Problem 1:
Using the Coolock Retail Park thread, decide whether each statement agrees with it: (a) Ciaran came down the Tonlegee Rd from Santry without finding the retail park; (b) CCOVICH places the retail park on the right-hand side of the Malahide Road going north; (c) sue m says Halfords is beside Woodies. Answer yes or no for each, quoting the deciding words.

Quoted passage:
# Directions to Coolock Retail Pk



## Ciaran (27 Nov 2006)

Hi all,
I've had a fruitless search for Halfords in Coolock Retail Pk. I came down the Tonlegee Rd from Santry to no avail - couldn't see the retail park at all! I heard it's 'somewhere' off the Malahide Rd but don't fancy searching in rush hr this evening. Does anyone know where exactly this retail park is? Thanks a million, Ciaran


----------



## CCOVICH (27 Nov 2006)

Ciaran said:


> Hi all,
> I've had a fruitless search for Halfords in Coolock Retail Pk. I came down the Tonlegee Rd from Santry to no avail - couldn't see the retail park at all! I heard it's 'somewhere' off the Malahide Rd but don't fancy searching in rush hr this evening. Does anyone know where exactly this retail park is? Thanks a million, Ciaran


 

It is off the Malahide Road, on the LHS as you go North, just before the Darndale Roundabout and the Texaco.  There is also a Woodies, Carpet Right, McDonalds and Aldi/Lidl.  You really can't miss it as it is visible from the road.


----------



## sue m (27 Nov 2006)

Coming from santry village , take the right turn into coolock lane, at the aroundabout continue straight. Continue past northside shopping centre & cadbury's on the tongee road. At the junction between malahide road & Tongee turn left. On the Malahide road pass UCI on your right, continue straight at these lights On your left you will see Woodies etc ( before rounabout) , take this left. If driving you will have to move into the bus lane to take the left turn. Halfords is beside lidl/aldi not sure which it is.


----------



## Ciaran (27 Nov 2006)

Thanks a million both of you - exactly what I was looking for.


----------

Data supplied:
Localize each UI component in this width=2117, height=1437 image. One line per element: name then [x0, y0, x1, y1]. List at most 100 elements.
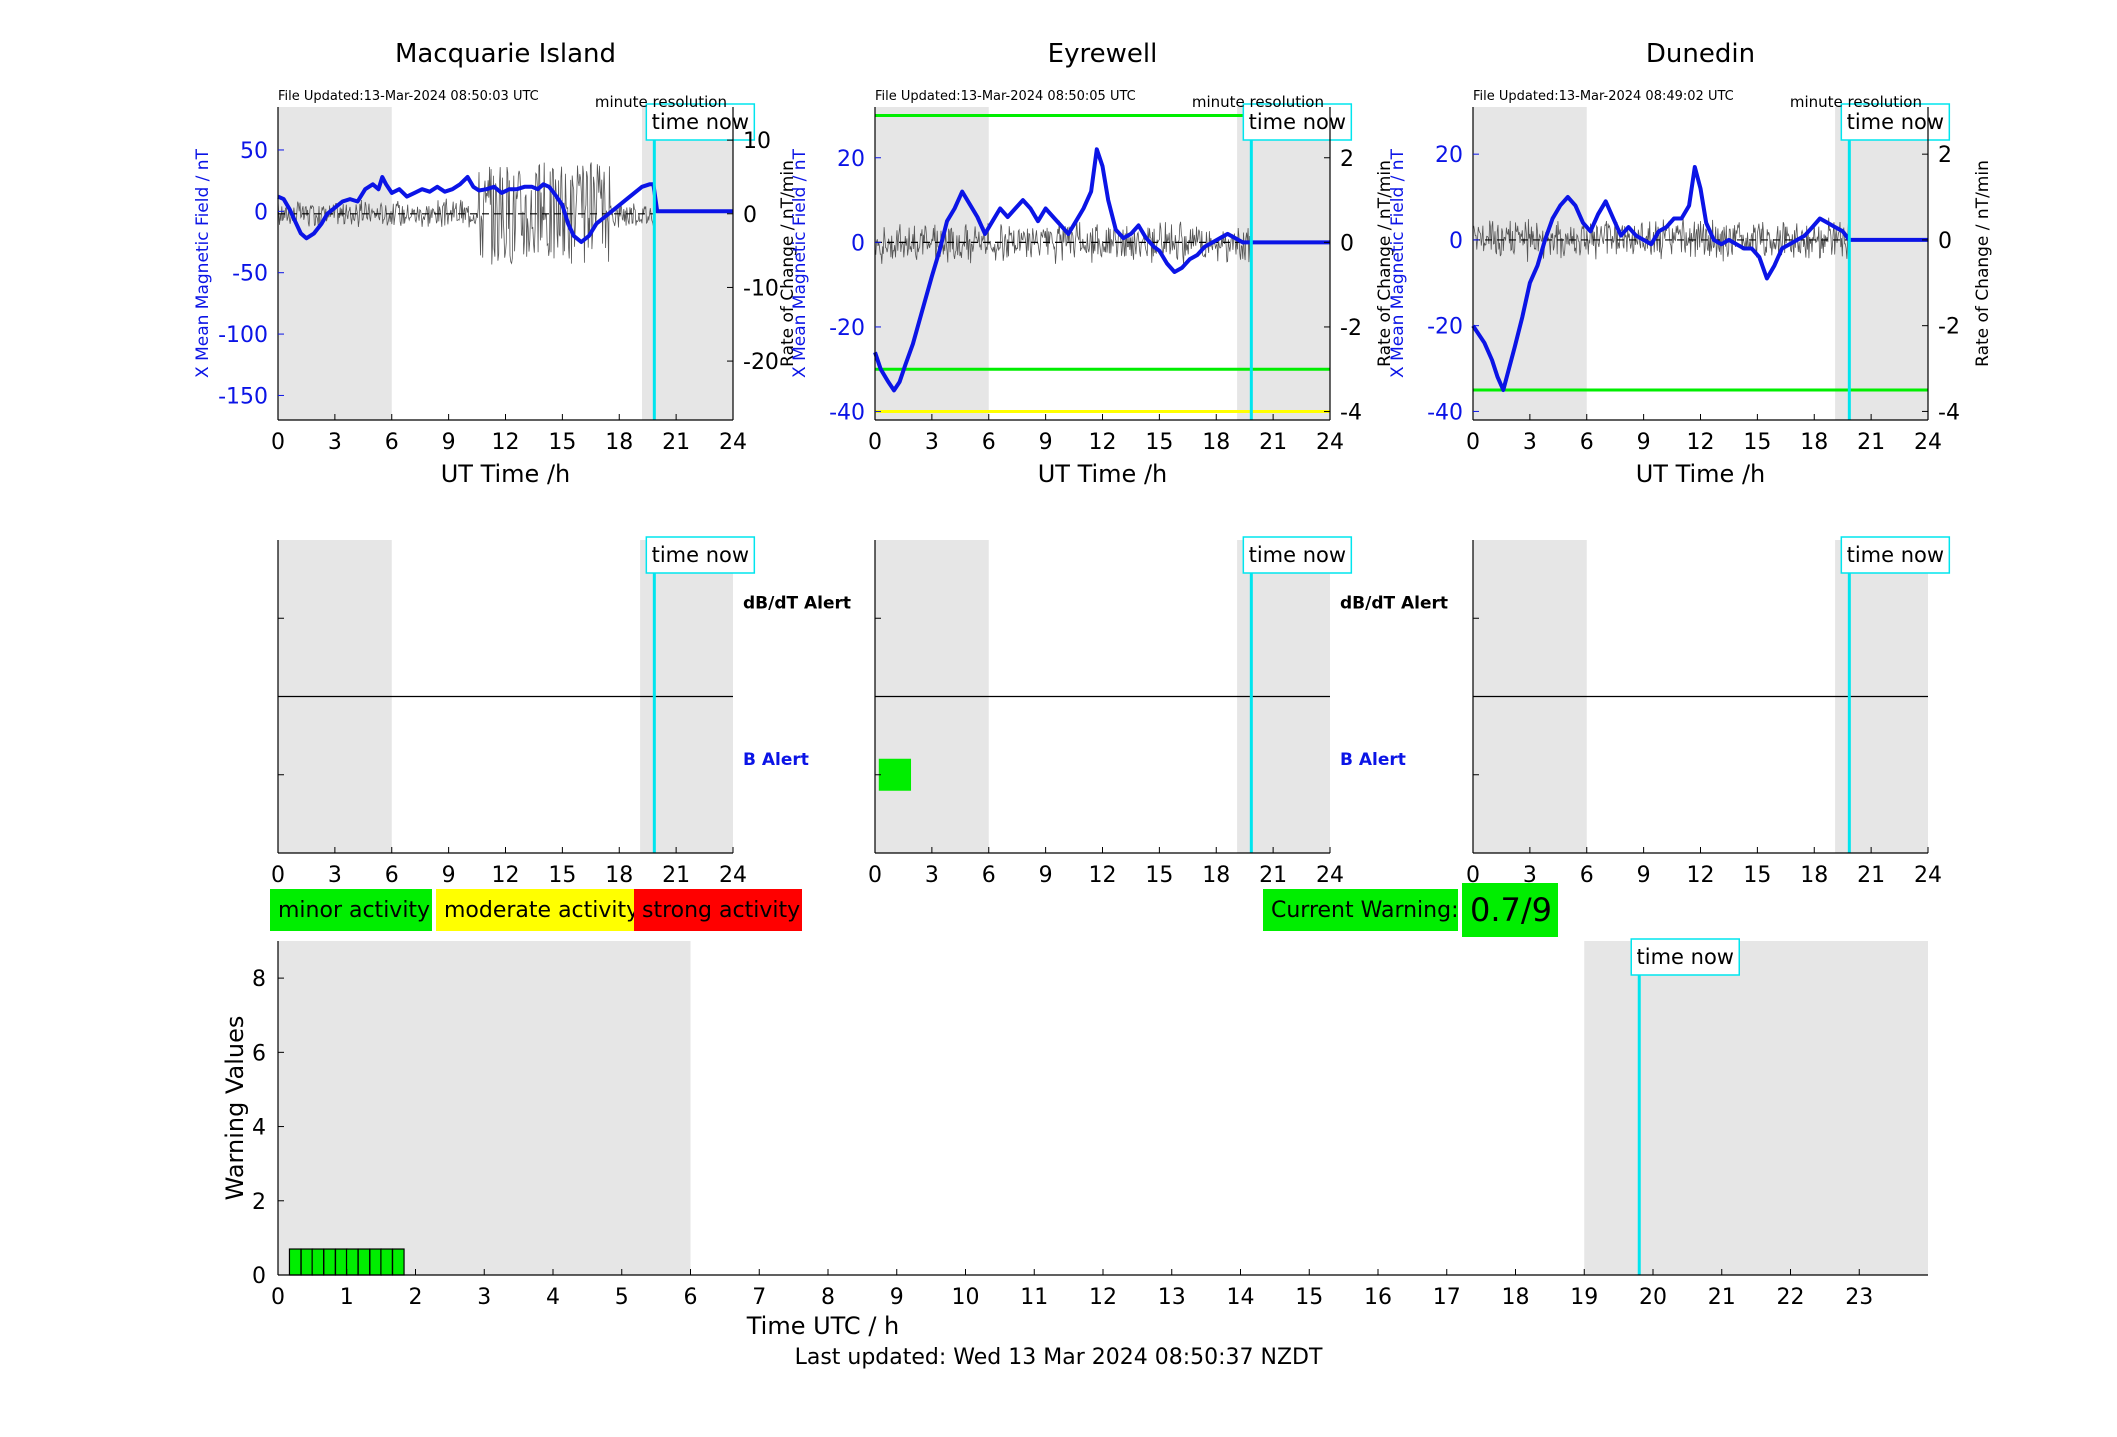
x-tick-label: 24	[1914, 430, 1942, 455]
dbdt-alert-label: dB/dT Alert	[1340, 593, 1448, 613]
x-tick-label: 24	[719, 430, 747, 455]
x-tick-label: 18	[605, 863, 633, 888]
x-tick-label: 0	[868, 430, 882, 455]
x-tick-label: 12	[1089, 863, 1117, 888]
minute-resolution-text: minute resolution	[595, 93, 727, 111]
minute-resolution-text: minute resolution	[1192, 93, 1324, 111]
x-tick-label: 18	[1202, 863, 1230, 888]
current-warning-value: 0.7/9	[1462, 883, 1558, 937]
warning-bar	[380, 1248, 393, 1276]
x-tick-label: 2	[409, 1285, 423, 1310]
x-tick-label: 15	[548, 430, 576, 455]
x-tick-label: 3	[328, 430, 342, 455]
x-tick-label: 9	[442, 430, 456, 455]
y-right-tick-label: 0	[1938, 229, 1952, 254]
time-now-box	[1242, 103, 1353, 141]
warning-bar	[323, 1248, 336, 1276]
y-tick-label: 0	[254, 200, 268, 225]
x-tick-label: 24	[1316, 863, 1344, 888]
x-tick-label: 8	[821, 1285, 835, 1310]
x-tick-label: 22	[1777, 1285, 1805, 1310]
time-now-box	[1630, 938, 1740, 976]
panel-alert-3: time now 0 3 6 9 12 15 18 21 24	[1466, 536, 1951, 888]
y-tick-label: 0	[252, 1264, 266, 1289]
y-right-tick-label: 10	[743, 129, 771, 154]
x-tick-label: 16	[1364, 1285, 1392, 1310]
x-tick-label: 19	[1570, 1285, 1598, 1310]
y-right-tick-label: 2	[1340, 147, 1354, 172]
current-warning-label: Current Warning:	[1263, 889, 1458, 931]
x-tick-label: 6	[385, 863, 399, 888]
night-shade	[278, 107, 392, 420]
x-tick-label: 17	[1433, 1285, 1461, 1310]
x-tick-label: 15	[1295, 1285, 1323, 1310]
legend-moderate-activity: moderate activity	[436, 889, 639, 931]
warning-bar	[391, 1248, 405, 1276]
x-tick-label: 12	[1687, 863, 1715, 888]
last-updated: Last updated: Wed 13 Mar 2024 08:50:37 N…	[794, 1345, 1323, 1370]
x-tick-label: 9	[890, 1285, 904, 1310]
night-shade	[642, 107, 733, 420]
night-shade	[278, 941, 691, 1275]
y-tick-label: 0	[1449, 229, 1463, 254]
b-series-line	[277, 175, 733, 244]
y-axis-label: X Mean Magnetic Field / nT	[790, 148, 810, 378]
x-tick-label: 13	[1158, 1285, 1186, 1310]
x-tick-label: 9	[1039, 430, 1053, 455]
b-series-line	[1471, 165, 1928, 392]
x-tick-label: 0	[868, 863, 882, 888]
x-tick-label: 12	[1687, 430, 1715, 455]
x-tick-label: 18	[1202, 430, 1230, 455]
y-right-axis-label: Rate of Change / nT/min	[1973, 160, 1993, 367]
y-right-tick-label: -4	[1938, 400, 1960, 425]
x-tick-label: 18	[1800, 430, 1828, 455]
y-tick-label: -150	[218, 384, 268, 409]
y-axis-label: X Mean Magnetic Field / nT	[193, 148, 213, 378]
x-tick-label: 21	[662, 863, 690, 888]
x-tick-label: 21	[1857, 430, 1885, 455]
x-tick-label: 9	[1637, 863, 1651, 888]
x-axis-label: Time UTC / h	[746, 1312, 900, 1340]
x-tick-label: 15	[1743, 863, 1771, 888]
time-now-label: time now	[1249, 543, 1346, 567]
current-warning-number: 0.7/9	[1470, 891, 1553, 929]
x-tick-label: 7	[752, 1285, 766, 1310]
x-tick-label: 15	[1145, 863, 1173, 888]
y-tick-label: -50	[232, 262, 268, 287]
x-tick-label: 15	[1743, 430, 1771, 455]
y-right-axis-label: Rate of Change / nT/min	[1375, 160, 1395, 367]
x-tick-label: 9	[1637, 430, 1651, 455]
x-tick-label: 0	[271, 430, 285, 455]
night-shade	[1584, 941, 1928, 1275]
x-tick-label: 24	[719, 863, 747, 888]
x-tick-label: 3	[328, 863, 342, 888]
y-tick-label: 4	[252, 1116, 266, 1141]
panel-alert-1: time now 0 3 6 9 12 15 18 21 24 dB/dT Alert B Alert	[271, 536, 851, 888]
panel-title: Macquarie Island	[395, 39, 616, 69]
y-right-tick-label: -10	[743, 276, 779, 301]
night-shade	[1473, 107, 1587, 420]
y-tick-label: 50	[240, 139, 268, 164]
y-tick-label: -40	[829, 401, 865, 426]
panel-alert-2: time now 0 3 6 9 12 15 18 21 24 dB/dT Alert B Alert	[868, 536, 1448, 888]
x-tick-label: 6	[1580, 863, 1594, 888]
x-tick-label: 6	[982, 430, 996, 455]
x-tick-label: 4	[546, 1285, 560, 1310]
time-now-label: time now	[1249, 110, 1346, 134]
legend-strong-activity: strong activity	[634, 889, 802, 931]
x-tick-label: 21	[1259, 430, 1287, 455]
x-tick-label: 3	[925, 430, 939, 455]
x-tick-label: 21	[1857, 863, 1885, 888]
x-tick-label: 6	[385, 430, 399, 455]
legend-strong-label: strong activity	[642, 897, 801, 923]
x-tick-label: 21	[1708, 1285, 1736, 1310]
panel-title: Dunedin	[1646, 39, 1755, 69]
x-tick-label: 0	[271, 1285, 285, 1310]
x-tick-label: 21	[662, 430, 690, 455]
x-tick-label: 3	[1523, 430, 1537, 455]
y-right-tick-label: -2	[1340, 316, 1362, 341]
x-axis-label: UT Time /h	[1636, 460, 1766, 488]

Problem 2:
Print the lines of the records starting at the line that contains "430, 1942, 455]" and ending at the line that contains "938, 1740, 976]", including both of those lines.

Written reply 1:
(a) Yes: "I came down the Tonlegee Rd from Santry to no avail - couldn't see the retail park at all!"
(b) No: "It is off the Malahide Road, on the LHS as you go North"
(c) No: "Halfords is beside lidl/aldi not sure which it is."

Written reply 2:
x-tick-label: 24	[1914, 430, 1942, 455]
dbdt-alert-label: dB/dT Alert	[1340, 593, 1448, 613]
x-tick-label: 24	[719, 430, 747, 455]
x-tick-label: 18	[605, 863, 633, 888]
x-tick-label: 0	[868, 430, 882, 455]
x-tick-label: 12	[1089, 863, 1117, 888]
minute-resolution-text: minute resolution	[595, 93, 727, 111]
minute-resolution-text: minute resolution	[1192, 93, 1324, 111]
x-tick-label: 18	[1202, 863, 1230, 888]
current-warning-value: 0.7/9	[1462, 883, 1558, 937]
warning-bar	[380, 1248, 393, 1276]
x-tick-label: 2	[409, 1285, 423, 1310]
x-tick-label: 15	[548, 430, 576, 455]
x-tick-label: 3	[328, 430, 342, 455]
x-tick-label: 9	[442, 430, 456, 455]
y-right-tick-label: 0	[1938, 229, 1952, 254]
time-now-box	[1242, 103, 1353, 141]
warning-bar	[323, 1248, 336, 1276]
y-tick-label: 0	[254, 200, 268, 225]
x-tick-label: 24	[1316, 863, 1344, 888]
x-tick-label: 8	[821, 1285, 835, 1310]
x-tick-label: 22	[1777, 1285, 1805, 1310]
time-now-box	[1630, 938, 1740, 976]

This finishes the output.